__Short exercise__
Copy out all lines of the records in which the word "Civil" appears.

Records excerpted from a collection

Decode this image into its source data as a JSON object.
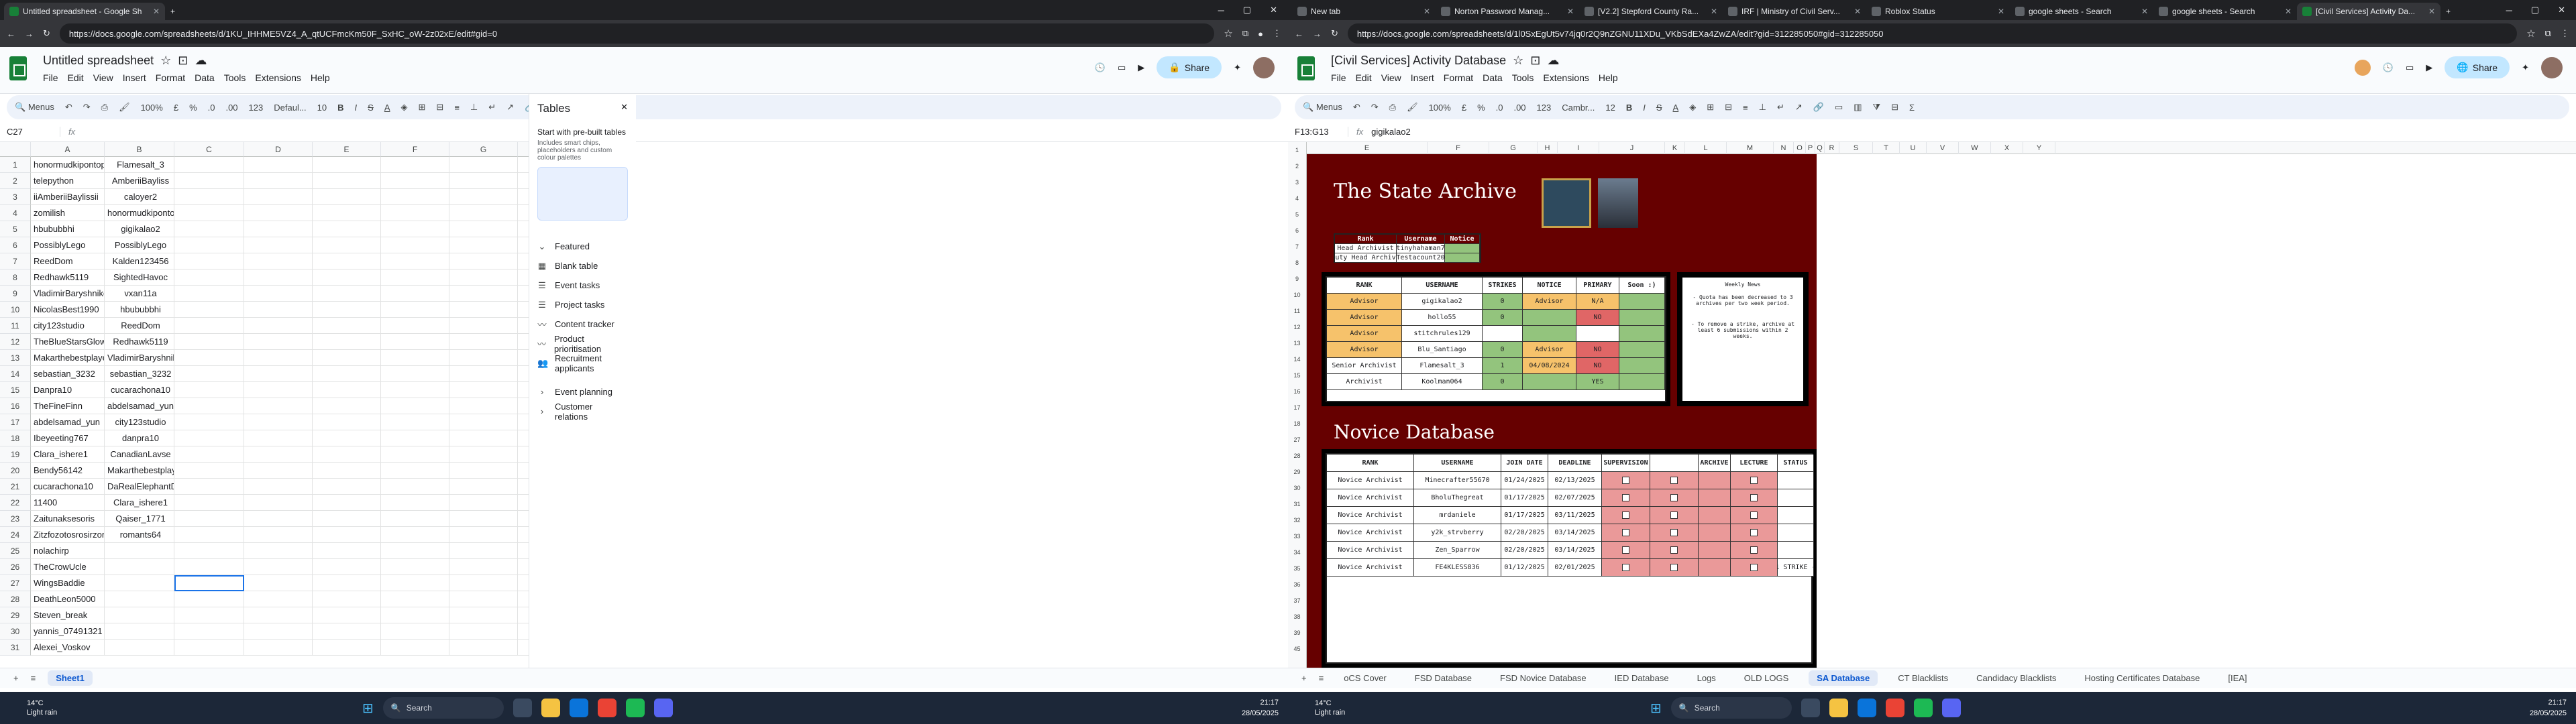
{
  "left": {
    "tabs": [
      {
        "label": "Untitled spreadsheet - Google Sh",
        "active": true
      }
    ],
    "url": "https://docs.google.com/spreadsheets/d/1KU_IHHME5VZ4_A_qtUCFmcKm50F_SxHC_oW-2z02xE/edit#gid=0",
    "doc_title": "Untitled spreadsheet",
    "menus": [
      "File",
      "Edit",
      "View",
      "Insert",
      "Format",
      "Data",
      "Tools",
      "Extensions",
      "Help"
    ],
    "share_label": "Share",
    "toolbar": {
      "menus": "Menus",
      "zoom": "100%",
      "font": "Defaul...",
      "size": "10",
      "pct": "%",
      "dec": ".0",
      "dec2": ".00",
      "num": "123",
      "cur": "£"
    },
    "cell_ref": "C27",
    "fx": "fx",
    "columns": [
      "A",
      "B",
      "C",
      "D",
      "E",
      "F",
      "G",
      "H",
      "I",
      "J",
      "K",
      "L",
      "M",
      "N"
    ],
    "rows": [
      [
        "honormudkipontop",
        "Flamesalt_3"
      ],
      [
        "telepython",
        "AmberiiBayliss"
      ],
      [
        "iiAmberiiBaylissii",
        "caloyer2"
      ],
      [
        "zomilish",
        "honormudkipontop"
      ],
      [
        "hbububbhi",
        "gigikalao2"
      ],
      [
        "PossiblyLego",
        "PossiblyLego"
      ],
      [
        "ReedDom",
        "Kalden123456"
      ],
      [
        "Redhawk5119",
        "SightedHavoc"
      ],
      [
        "VladimirBaryshnikov",
        "vxan11a"
      ],
      [
        "NicolasBest1990",
        "hbububbhi"
      ],
      [
        "city123studio",
        "ReedDom"
      ],
      [
        "TheBlueStarsGlow",
        "Redhawk5119"
      ],
      [
        "Makarthebestplayer",
        "VladimirBaryshnikov"
      ],
      [
        "sebastian_3232",
        "sebastian_3232"
      ],
      [
        "Danpra10",
        "cucarachona10"
      ],
      [
        "TheFineFinn",
        "abdelsamad_yun"
      ],
      [
        "abdelsamad_yun",
        "city123studio"
      ],
      [
        "Ibeyeeting767",
        "danpra10"
      ],
      [
        "Clara_ishere1",
        "CanadianLavse"
      ],
      [
        "Bendy56142",
        "Makarthebestplayer"
      ],
      [
        "cucarachona10",
        "DaRealElephantDW"
      ],
      [
        "11400",
        "Clara_ishere1"
      ],
      [
        "Zaitunaksesoris",
        "Qaiser_1771"
      ],
      [
        "Zitzfozotosrosirzor",
        "romants64"
      ],
      [
        "nolachirp",
        ""
      ],
      [
        "TheCrowUcle",
        ""
      ],
      [
        "WingsBaddie",
        ""
      ],
      [
        "DeathLeon5000",
        ""
      ],
      [
        "Steven_break",
        ""
      ],
      [
        "yannis_07491321",
        ""
      ],
      [
        "Alexei_Voskov",
        ""
      ]
    ],
    "sheet_tab": "Sheet1",
    "panel": {
      "title": "Tables",
      "subtitle": "Start with pre-built tables",
      "desc": "Includes smart chips, placeholders and custom colour palettes",
      "featured": "Featured",
      "items": [
        "Blank table",
        "Event tasks",
        "Project tasks",
        "Content tracker",
        "Product prioritisation",
        "Recruitment applicants"
      ],
      "sections": [
        "Event planning",
        "Customer relations"
      ]
    }
  },
  "right": {
    "tabs": [
      {
        "label": "New tab"
      },
      {
        "label": "Norton Password Manag..."
      },
      {
        "label": "[V2.2] Stepford County Ra..."
      },
      {
        "label": "IRF | Ministry of Civil Serv..."
      },
      {
        "label": "Roblox Status"
      },
      {
        "label": "google sheets - Search"
      },
      {
        "label": "google sheets - Search"
      },
      {
        "label": "[Civil Services] Activity Da...",
        "active": true
      }
    ],
    "url": "https://docs.google.com/spreadsheets/d/1l0SxEgUt5v74jq0r2Q9nZGNU11XDu_VKbSdEXa4ZwZA/edit?gid=312285050#gid=312285050",
    "doc_title": "[Civil Services] Activity Database",
    "menus": [
      "File",
      "Edit",
      "View",
      "Insert",
      "Format",
      "Data",
      "Tools",
      "Extensions",
      "Help"
    ],
    "share_label": "Share",
    "toolbar": {
      "menus": "Menus",
      "zoom": "100%",
      "font": "Cambr...",
      "size": "12",
      "pct": "%",
      "dec": ".0",
      "dec2": ".00",
      "num": "123",
      "cur": "£"
    },
    "cell_ref": "F13:G13",
    "fx_value": "gigikalao2",
    "columns": [
      "E",
      "F",
      "G",
      "H",
      "I",
      "J",
      "K",
      "L",
      "M",
      "N",
      "O",
      "P",
      "Q",
      "R",
      "S",
      "T",
      "U",
      "V",
      "W",
      "X",
      "Y"
    ],
    "archive_title": "The State Archive",
    "leaders": {
      "headers": [
        "Rank",
        "Username",
        "Notice"
      ],
      "rows": [
        [
          "Head Archivist",
          "tinyhahaman7",
          ""
        ],
        [
          "Deputy Head Archivist",
          "Testacount20",
          ""
        ]
      ]
    },
    "main_headers": [
      "RANK",
      "USERNAME",
      "STRIKES",
      "NOTICE",
      "PRIMARY",
      "Soon :)"
    ],
    "main_rows": [
      [
        "Advisor",
        "gigikalao2",
        "0",
        "Advisor",
        "N/A",
        ""
      ],
      [
        "Advisor",
        "hollo55",
        "0",
        "",
        "NO",
        ""
      ],
      [
        "Advisor",
        "stitchrules129",
        "",
        "",
        "",
        ""
      ],
      [
        "Advisor",
        "Blu_Santiago",
        "0",
        "Advisor",
        "NO",
        ""
      ],
      [
        "Senior Archivist",
        "Flamesalt_3",
        "1",
        "04/08/2024",
        "NO",
        ""
      ],
      [
        "Archivist",
        "Koolman064",
        "0",
        "",
        "YES",
        ""
      ]
    ],
    "news_title": "Weekly News",
    "news": [
      "- Quota has been decreased to 3 archives per two week period.",
      "- To remove a strike, archive at least 6 submissions within 2 weeks."
    ],
    "novice_title": "Novice Database",
    "novice_headers": [
      "RANK",
      "USERNAME",
      "JOIN DATE",
      "DEADLINE",
      "SUPERVISION",
      "",
      "ARCHIVE",
      "LECTURE",
      "STATUS"
    ],
    "novice_rows": [
      [
        "Novice Archivist",
        "Minecrafter55670",
        "01/24/2025",
        "02/13/2025",
        ""
      ],
      [
        "Novice Archivist",
        "BholuThegreat",
        "01/17/2025",
        "02/07/2025",
        ""
      ],
      [
        "Novice Archivist",
        "mrdaniele",
        "01/17/2025",
        "03/11/2025",
        ""
      ],
      [
        "Novice Archivist",
        "y2k_strvberry",
        "02/20/2025",
        "03/14/2025",
        ""
      ],
      [
        "Novice Archivist",
        "Zen_Sparrow",
        "02/20/2025",
        "03/14/2025",
        ""
      ],
      [
        "Novice Archivist",
        "FE4KLESS836",
        "01/12/2025",
        "02/01/2025",
        "1 STRIKE -"
      ]
    ],
    "row_numbers": [
      "1",
      "2",
      "3",
      "4",
      "5",
      "6",
      "7",
      "8",
      "9",
      "10",
      "11",
      "12",
      "13",
      "14",
      "15",
      "16",
      "17",
      "18",
      "27",
      "28",
      "29",
      "30",
      "31",
      "32",
      "33",
      "34",
      "35",
      "36",
      "37",
      "38",
      "39",
      "45"
    ],
    "sheet_tabs": [
      "oCS Cover",
      "FSD Database",
      "FSD Novice Database",
      "IED Database",
      "Logs",
      "OLD LOGS",
      "SA Database",
      "CT Blacklists",
      "Candidacy Blacklists",
      "Hosting Certificates Database",
      "[IEA]"
    ],
    "active_sheet": "SA Database"
  },
  "taskbar": {
    "temp": "14°C",
    "weather": "Light rain",
    "search": "Search",
    "time": "21:17",
    "date": "28/05/2025"
  },
  "colors": {
    "maroon": "#660000",
    "advisor": "#f6c26b",
    "green": "#93c47d",
    "red": "#e06666",
    "pink": "#ea9999"
  }
}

__Full response__
        "label": "IRF | Ministry of Civil Serv..."
        "label": "[Civil Services] Activity Da...",
    "doc_title": "[Civil Services] Activity Database",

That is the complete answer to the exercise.